(Collected data entries)
>> START

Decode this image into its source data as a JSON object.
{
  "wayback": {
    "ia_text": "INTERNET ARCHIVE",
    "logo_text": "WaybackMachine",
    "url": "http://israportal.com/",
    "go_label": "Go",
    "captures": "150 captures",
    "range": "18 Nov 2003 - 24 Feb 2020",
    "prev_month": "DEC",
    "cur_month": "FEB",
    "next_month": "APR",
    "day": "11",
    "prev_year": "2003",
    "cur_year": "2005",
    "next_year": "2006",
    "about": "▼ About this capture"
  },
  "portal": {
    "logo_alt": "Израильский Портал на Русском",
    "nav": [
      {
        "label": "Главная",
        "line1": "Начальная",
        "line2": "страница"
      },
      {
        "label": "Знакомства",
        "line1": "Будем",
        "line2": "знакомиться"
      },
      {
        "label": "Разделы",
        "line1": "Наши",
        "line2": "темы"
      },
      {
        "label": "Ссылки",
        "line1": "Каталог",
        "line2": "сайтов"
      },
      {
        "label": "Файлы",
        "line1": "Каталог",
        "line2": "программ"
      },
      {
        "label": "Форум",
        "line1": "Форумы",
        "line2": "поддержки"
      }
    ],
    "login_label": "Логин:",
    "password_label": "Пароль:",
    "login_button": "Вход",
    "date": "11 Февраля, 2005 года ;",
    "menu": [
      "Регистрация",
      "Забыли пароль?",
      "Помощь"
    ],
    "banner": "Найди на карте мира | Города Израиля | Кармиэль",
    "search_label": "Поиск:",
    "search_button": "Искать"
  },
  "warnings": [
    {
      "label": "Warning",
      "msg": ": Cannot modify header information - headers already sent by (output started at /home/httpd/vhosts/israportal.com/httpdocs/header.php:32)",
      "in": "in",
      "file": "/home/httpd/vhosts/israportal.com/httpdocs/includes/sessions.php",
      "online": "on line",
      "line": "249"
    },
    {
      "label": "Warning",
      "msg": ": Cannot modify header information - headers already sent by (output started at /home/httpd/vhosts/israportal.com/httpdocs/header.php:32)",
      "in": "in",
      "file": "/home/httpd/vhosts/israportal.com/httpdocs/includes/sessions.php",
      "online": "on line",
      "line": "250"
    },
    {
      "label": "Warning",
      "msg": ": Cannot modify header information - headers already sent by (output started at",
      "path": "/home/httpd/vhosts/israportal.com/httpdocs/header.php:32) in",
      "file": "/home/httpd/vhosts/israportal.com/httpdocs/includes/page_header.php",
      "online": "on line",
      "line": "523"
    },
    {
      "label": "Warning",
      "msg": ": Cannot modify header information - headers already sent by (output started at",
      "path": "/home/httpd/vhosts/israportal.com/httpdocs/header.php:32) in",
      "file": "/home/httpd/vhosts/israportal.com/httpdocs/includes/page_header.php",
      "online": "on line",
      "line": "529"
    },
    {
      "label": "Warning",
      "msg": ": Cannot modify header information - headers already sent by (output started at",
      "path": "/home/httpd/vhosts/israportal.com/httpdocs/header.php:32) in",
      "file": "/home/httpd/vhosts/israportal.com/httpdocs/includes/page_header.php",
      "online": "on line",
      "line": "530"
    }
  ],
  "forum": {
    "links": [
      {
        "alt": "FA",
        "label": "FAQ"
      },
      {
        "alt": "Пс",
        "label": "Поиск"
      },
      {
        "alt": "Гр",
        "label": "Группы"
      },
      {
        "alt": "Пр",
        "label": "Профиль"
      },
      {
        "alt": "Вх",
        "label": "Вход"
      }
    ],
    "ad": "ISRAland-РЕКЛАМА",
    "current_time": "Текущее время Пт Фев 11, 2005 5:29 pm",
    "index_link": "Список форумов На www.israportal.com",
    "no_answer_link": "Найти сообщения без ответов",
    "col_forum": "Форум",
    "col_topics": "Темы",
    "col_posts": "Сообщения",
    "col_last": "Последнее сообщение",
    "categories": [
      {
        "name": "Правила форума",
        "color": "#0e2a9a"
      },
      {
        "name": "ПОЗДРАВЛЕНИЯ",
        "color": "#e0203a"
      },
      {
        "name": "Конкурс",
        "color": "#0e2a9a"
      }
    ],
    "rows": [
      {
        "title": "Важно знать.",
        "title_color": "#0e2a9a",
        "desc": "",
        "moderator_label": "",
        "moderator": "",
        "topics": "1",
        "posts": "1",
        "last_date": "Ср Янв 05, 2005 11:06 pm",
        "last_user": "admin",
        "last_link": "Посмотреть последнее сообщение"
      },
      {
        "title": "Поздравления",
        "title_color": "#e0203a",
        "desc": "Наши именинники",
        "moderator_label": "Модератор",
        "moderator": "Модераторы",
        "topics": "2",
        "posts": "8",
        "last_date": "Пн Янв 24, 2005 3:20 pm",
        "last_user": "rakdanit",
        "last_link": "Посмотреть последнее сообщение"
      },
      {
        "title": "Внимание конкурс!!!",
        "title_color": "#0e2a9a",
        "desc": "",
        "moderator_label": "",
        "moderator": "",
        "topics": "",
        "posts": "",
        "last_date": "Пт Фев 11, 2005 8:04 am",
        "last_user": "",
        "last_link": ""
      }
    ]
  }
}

>> END

# PROBLEM TO SOLVE
Would you restate each of the entries word for word?

# WORKED SOLUTION
Decode this image into its source data as a JSON object.
{
  "wayback": {
    "ia_text": "INTERNET ARCHIVE",
    "logo_text": "WaybackMachine",
    "url": "http://israportal.com/",
    "go_label": "Go",
    "captures": "150 captures",
    "range": "18 Nov 2003 - 24 Feb 2020",
    "prev_month": "DEC",
    "cur_month": "FEB",
    "next_month": "APR",
    "day": "11",
    "prev_year": "2003",
    "cur_year": "2005",
    "next_year": "2006",
    "about": "▼ About this capture"
  },
  "portal": {
    "logo_alt": "Израильский Портал на Русском",
    "nav": [
      {
        "label": "Главная",
        "line1": "Начальная",
        "line2": "страница"
      },
      {
        "label": "Знакомства",
        "line1": "Будем",
        "line2": "знакомиться"
      },
      {
        "label": "Разделы",
        "line1": "Наши",
        "line2": "темы"
      },
      {
        "label": "Ссылки",
        "line1": "Каталог",
        "line2": "сайтов"
      },
      {
        "label": "Файлы",
        "line1": "Каталог",
        "line2": "программ"
      },
      {
        "label": "Форум",
        "line1": "Форумы",
        "line2": "поддержки"
      }
    ],
    "login_label": "Логин:",
    "password_label": "Пароль:",
    "login_button": "Вход",
    "date": "11 Февраля, 2005 года ;",
    "menu": [
      "Регистрация",
      "Забыли пароль?",
      "Помощь"
    ],
    "banner": "Найди на карте мира | Города Израиля | Кармиэль",
    "search_label": "Поиск:",
    "search_button": "Искать"
  },
  "warnings": [
    {
      "label": "Warning",
      "msg": ": Cannot modify header information - headers already sent by (output started at /home/httpd/vhosts/israportal.com/httpdocs/header.php:32)",
      "in": "in",
      "file": "/home/httpd/vhosts/israportal.com/httpdocs/includes/sessions.php",
      "online": "on line",
      "line": "249"
    },
    {
      "label": "Warning",
      "msg": ": Cannot modify header information - headers already sent by (output started at /home/httpd/vhosts/israportal.com/httpdocs/header.php:32)",
      "in": "in",
      "file": "/home/httpd/vhosts/israportal.com/httpdocs/includes/sessions.php",
      "online": "on line",
      "line": "250"
    },
    {
      "label": "Warning",
      "msg": ": Cannot modify header information - headers already sent by (output started at",
      "path": "/home/httpd/vhosts/israportal.com/httpdocs/header.php:32) in",
      "file": "/home/httpd/vhosts/israportal.com/httpdocs/includes/page_header.php",
      "online": "on line",
      "line": "523"
    },
    {
      "label": "Warning",
      "msg": ": Cannot modify header information - headers already sent by (output started at",
      "path": "/home/httpd/vhosts/israportal.com/httpdocs/header.php:32) in",
      "file": "/home/httpd/vhosts/israportal.com/httpdocs/includes/page_header.php",
      "online": "on line",
      "line": "529"
    },
    {
      "label": "Warning",
      "msg": ": Cannot modify header information - headers already sent by (output started at",
      "path": "/home/httpd/vhosts/israportal.com/httpdocs/header.php:32) in",
      "file": "/home/httpd/vhosts/israportal.com/httpdocs/includes/page_header.php",
      "online": "on line",
      "line": "530"
    }
  ],
  "forum": {
    "links": [
      {
        "alt": "FA",
        "label": "FAQ"
      },
      {
        "alt": "Пс",
        "label": "Поиск"
      },
      {
        "alt": "Гр",
        "label": "Группы"
      },
      {
        "alt": "Пр",
        "label": "Профиль"
      },
      {
        "alt": "Вх",
        "label": "Вход"
      }
    ],
    "ad": "ISRAland-РЕКЛАМА",
    "current_time": "Текущее время Пт Фев 11, 2005 5:29 pm",
    "index_link": "Список форумов На www.israportal.com",
    "no_answer_link": "Найти сообщения без ответов",
    "col_forum": "Форум",
    "col_topics": "Темы",
    "col_posts": "Сообщения",
    "col_last": "Последнее сообщение",
    "categories": [
      {
        "name": "Правила форума",
        "color": "#0e2a9a"
      },
      {
        "name": "ПОЗДРАВЛЕНИЯ",
        "color": "#e0203a"
      },
      {
        "name": "Конкурс",
        "color": "#0e2a9a"
      }
    ],
    "rows": [
      {
        "title": "Важно знать.",
        "title_color": "#0e2a9a",
        "desc": "",
        "moderator_label": "",
        "moderator": "",
        "topics": "1",
        "posts": "1",
        "last_date": "Ср Янв 05, 2005 11:06 pm",
        "last_user": "admin",
        "last_link": "Посмотреть последнее сообщение"
      },
      {
        "title": "Поздравления",
        "title_color": "#e0203a",
        "desc": "Наши именинники",
        "moderator_label": "Модератор",
        "moderator": "Модераторы",
        "topics": "2",
        "posts": "8",
        "last_date": "Пн Янв 24, 2005 3:20 pm",
        "last_user": "rakdanit",
        "last_link": "Посмотреть последнее сообщение"
      },
      {
        "title": "Внимание конкурс!!!",
        "title_color": "#0e2a9a",
        "desc": "",
        "moderator_label": "",
        "moderator": "",
        "topics": "",
        "posts": "",
        "last_date": "Пт Фев 11, 2005 8:04 am",
        "last_user": "",
        "last_link": ""
      }
    ]
  }
}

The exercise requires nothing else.